The developer experience with Puya Arrays will depend on the API design (mutable vs immutable) and where those arrays reside in memory (stack vs scratch) this ADR will outline the pros and cons of some different approaches with these facets in mind.

Requirements

Provide a more efficient array implementation for general purpose use
Provide an API that communicates clearly the effect of operations and is semantically correct
Support a broad range of types (including non ARC-4 types)

Principles

AlgoKit Guiding Principles - specifically Seamless onramp, Meet developers where they are, Leverage existing ecosystem
Algorand Python Principles - specifically Least surprise and Leverage existing ecosystem by maintaining semantic compatibility.
Algorand TypeScript Guiding Principles - specifically TEALScript compatibility and minimise Algorand Python disparity.

Options

Option 1. Support mutable array and element API with a stack based implementation (e.g. ARC4 style)

This option introduces a mutable array API, which is familiar and would closely align with native collection types in all currently supported languages (arrays in TypeScript, lists in Python). A stack based implementation is relatively simple to implement in the AVM as it is a stack based virtual machine. Additionally the existing arc4 arrays are stack based and we’d likely repurpose a large portion of the existing functionality.

However a mutable API implies reference semantics, but a stack based implementation is semantically incompatible with this, so various restrictions are required to make the API semantically compatible.
========================================
▸ REQUESTS:
a – Answer these questions about the text on Puya Arrays, one answer per line and marked the same way:
(i) Which two facets does the developer experience with Puya Arrays depend on?
(ii) Which principles are singled out from the Algorand TypeScript Guiding Principles?
(iii) Why is a stack based implementation relatively simple to implement in the AVM?
b – Rewrite the text on Puya Arrays from "The developer experience" up to and including "Algorand Python disparity.", changing "ADR" to "proposal".
c – Write what comes next in the text on Puya Arrays, picking up after its final sentence.
========================================
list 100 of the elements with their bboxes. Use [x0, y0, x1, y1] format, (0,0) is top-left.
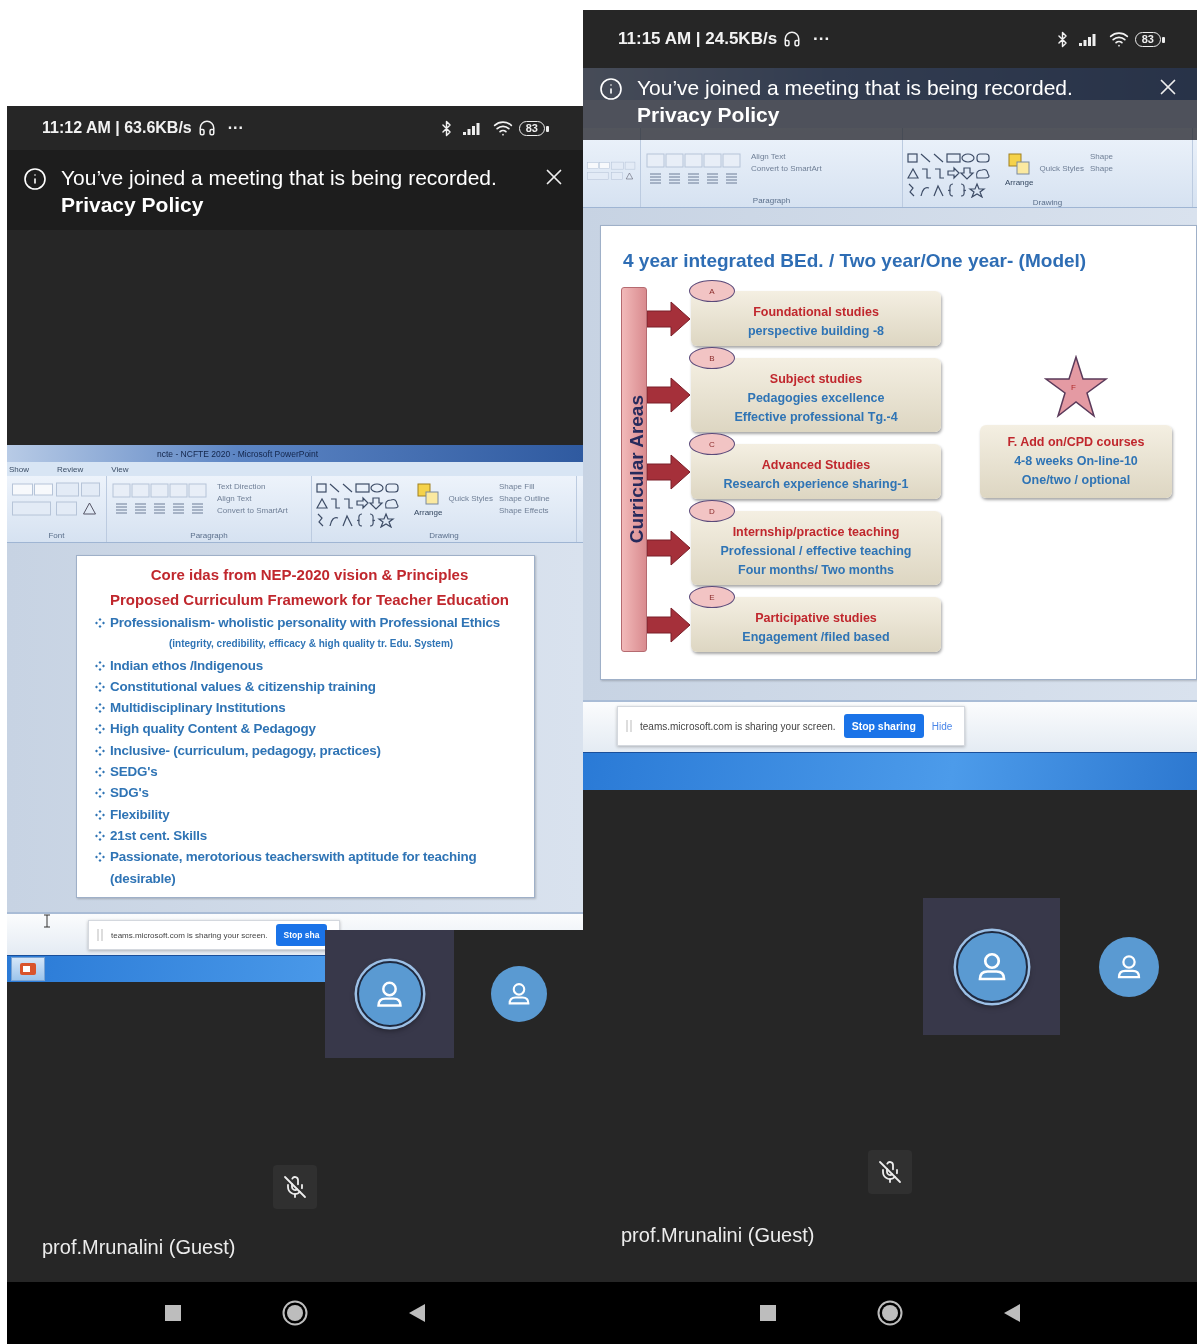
- bullet-text: High quality Content & Pedagogy: [110, 720, 316, 739]
- bullet-text: SDG's: [110, 784, 149, 803]
- arrow-icon: [647, 300, 691, 337]
- arrange-icon: [1007, 152, 1032, 176]
- hide-link[interactable]: Hide: [931, 720, 953, 732]
- bullet-text: Professionalism- wholistic personality with Professional Ethics: [110, 614, 500, 632]
- headphones-icon: [783, 30, 802, 48]
- bullet-icon: [95, 703, 105, 714]
- section-letter: A: [689, 280, 735, 302]
- section-letter: B: [689, 347, 735, 369]
- bullet-icon: [95, 724, 105, 735]
- box-title: F. Add on/CPD courses: [1007, 434, 1145, 451]
- bullet-icon: [95, 660, 105, 671]
- box-text: Professional / effective teaching: [720, 543, 912, 560]
- ribbon-command[interactable]: Convert to SmartArt: [217, 506, 288, 515]
- banner-message: You’ve joined a meeting that is being recorded.: [637, 75, 1074, 101]
- box-title: Participative studies: [755, 610, 877, 627]
- home-icon[interactable]: [282, 1300, 308, 1326]
- ribbon-command[interactable]: Convert to SmartArt: [751, 164, 822, 173]
- box-text: Effective professional Tg.-4: [734, 409, 898, 426]
- stop-sharing-button[interactable]: Stop sharing: [843, 714, 924, 738]
- bullet-text: Flexibility: [110, 805, 170, 824]
- bullet-icon: [95, 852, 105, 863]
- video-tile[interactable]: [325, 930, 454, 1058]
- presentation-app-icon[interactable]: [11, 957, 45, 981]
- arrow-icon: [647, 377, 691, 413]
- info-icon: [23, 167, 47, 191]
- box-text: perspective building -8: [747, 323, 885, 340]
- back-icon[interactable]: [1003, 1303, 1021, 1323]
- mic-off-icon: [283, 1175, 307, 1199]
- signal-icon: [1076, 32, 1097, 46]
- box-title: Foundational studies: [753, 304, 879, 321]
- ribbon-group-label: Drawing: [1031, 198, 1064, 207]
- privacy-policy-link[interactable]: Privacy Policy: [637, 101, 1141, 128]
- slide-title: Core idas from NEP-2020 vision & Principles: [149, 565, 470, 585]
- square-icon[interactable]: [759, 1304, 777, 1322]
- home-icon[interactable]: [877, 1300, 903, 1326]
- section-letter: F: [1071, 383, 1076, 392]
- mute-button[interactable]: [273, 1165, 317, 1209]
- ribbon-command[interactable]: Shape: [1089, 164, 1114, 173]
- arrow-icon: [647, 453, 691, 490]
- wifi-icon: [1108, 29, 1129, 49]
- stop-sharing-button[interactable]: Stop sha: [275, 924, 328, 946]
- ribbon-command[interactable]: Quick Styles: [448, 494, 493, 503]
- bullet-icon: [95, 618, 105, 628]
- bullet-icon: [95, 745, 105, 756]
- bullet-icon: [95, 767, 105, 778]
- box-text: One/two / optional: [1021, 472, 1131, 489]
- ribbon-tab[interactable]: View: [111, 464, 129, 474]
- privacy-policy-link[interactable]: Privacy Policy: [61, 191, 527, 218]
- box-text: Research experience sharing-1: [723, 476, 909, 493]
- drag-handle-icon: [626, 719, 632, 733]
- bullet-icon: [95, 830, 105, 841]
- ribbon-command[interactable]: Shape Fill: [498, 482, 550, 491]
- status-time: 11:12 AM | 63.6KB/s: [42, 119, 192, 137]
- ribbon-command[interactable]: Align Text: [751, 152, 822, 161]
- ribbon-command[interactable]: Arrange: [1005, 178, 1034, 187]
- mute-button[interactable]: [868, 1150, 912, 1194]
- arrow-icon: [647, 606, 691, 643]
- participant-name: prof.Mrunalini (Guest): [42, 1236, 236, 1259]
- ribbon-group-label: Paragraph: [751, 196, 792, 205]
- video-tile[interactable]: [923, 898, 1060, 1035]
- info-icon: [599, 77, 623, 101]
- ribbon-command[interactable]: Shape: [1089, 152, 1114, 161]
- bullet-text: Inclusive- (curriculum, pedagogy, practices): [110, 741, 381, 760]
- banner-message: You’ve joined a meeting that is being recorded.: [61, 165, 498, 191]
- ribbon-tab[interactable]: Review: [57, 464, 84, 474]
- square-icon[interactable]: [164, 1304, 182, 1322]
- overflow-dots: ···: [813, 29, 831, 49]
- bullet-text: 21st cent. Skills: [110, 826, 208, 845]
- ribbon-command[interactable]: Text Direction: [217, 482, 288, 491]
- arrow-icon: [647, 530, 691, 566]
- star-icon: [1044, 355, 1108, 419]
- ribbon-command[interactable]: Shape Outline: [498, 494, 550, 503]
- text-cursor-icon: [43, 914, 51, 928]
- section-letter: E: [689, 586, 735, 608]
- back-icon[interactable]: [408, 1303, 426, 1323]
- headphones-icon: [197, 119, 216, 137]
- ribbon-command[interactable]: Align Text: [217, 494, 288, 503]
- ribbon-command[interactable]: Quick Styles: [1039, 164, 1084, 173]
- arrange-icon: [416, 482, 441, 506]
- window-title: ncte - NCFTE 2020 - Microsoft PowerPoint: [157, 448, 319, 459]
- bullet-note: (integrity, credibility, efficacy & high quality tr. Edu. System): [169, 638, 454, 650]
- ribbon-group-label: Paragraph: [189, 531, 229, 540]
- share-message: teams.microsoft.com is sharing your screen.: [111, 930, 268, 940]
- box-text: 4-8 weeks On-line-10: [1014, 453, 1138, 470]
- ribbon-command[interactable]: Shape Effects: [498, 506, 550, 515]
- ribbon-tab[interactable]: Show: [9, 464, 29, 474]
- wifi-icon: [492, 118, 513, 138]
- mic-off-icon: [878, 1160, 902, 1184]
- slide-title: Proposed Curriculum Framework for Teacher Education: [109, 590, 510, 610]
- box-title: Subject studies: [769, 371, 863, 388]
- box-text: Pedagogies excellence: [747, 390, 885, 407]
- slide-title: 4 year integrated BEd. / Two year/One year- (Model): [622, 250, 1088, 272]
- bullet-icon: [95, 788, 105, 799]
- bullet-text: SEDG's: [110, 763, 158, 782]
- ribbon-group-label: Font: [47, 531, 66, 540]
- ribbon-command[interactable]: Arrange: [414, 508, 443, 517]
- bullet-text: Passionate, merotorious teacherswith aptitude for teaching (desirable): [110, 848, 478, 888]
- box-text: Four months/ Two months: [738, 562, 894, 579]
========================================
▸ PER-TASK ANSWERS:
a –
(i) The API design (mutable vs immutable) and where the arrays reside in memory (stack vs scratch).
(ii) TEALScript compatibility and minimise Algorand Python disparity.
(iii) Because the AVM is a stack based virtual machine.

b –
The developer experience with Puya Arrays will depend on the API design (mutable vs immutable) and where those arrays reside in memory (stack vs scratch) this proposal will outline the pros and cons of some different approaches with these facets in mind.

Requirements

Provide a more efficient array implementation for general purpose use
Provide an API that communicates clearly the effect of operations and is semantically correct
Support a broad range of types (including non ARC-4 types)

Principles

AlgoKit Guiding Principles - specifically Seamless onramp, Meet developers where they are, Leverage existing ecosystem
Algorand Python Principles - specifically Least surprise and Leverage existing ecosystem by maintaining semantic compatibility.
Algorand TypeScript Guiding Principles - specifically TEALScript compatibility and minimise Algorand Python disparity.

c –
Supported Operations

const arr = new Array<uint64>();
// add elements
arr.push(42);
arr.push(123);
// replace element
arr[0] = 123;
// remove element
arr.pop();
// read element
const value = arr[0];
// pass to subroutine without .copy() - additional complexity in compiler to support this
someFunction(arr);

// awkward consequences
// forced copies - enforcing this is complex and has been a source of bugs
const arr2 = arr.copy();
structs.push(someStruct.copy());

Unsupported Operations

const structs = new Array<MutableStruct>();

//unsupported - introducing additional references without a .copy()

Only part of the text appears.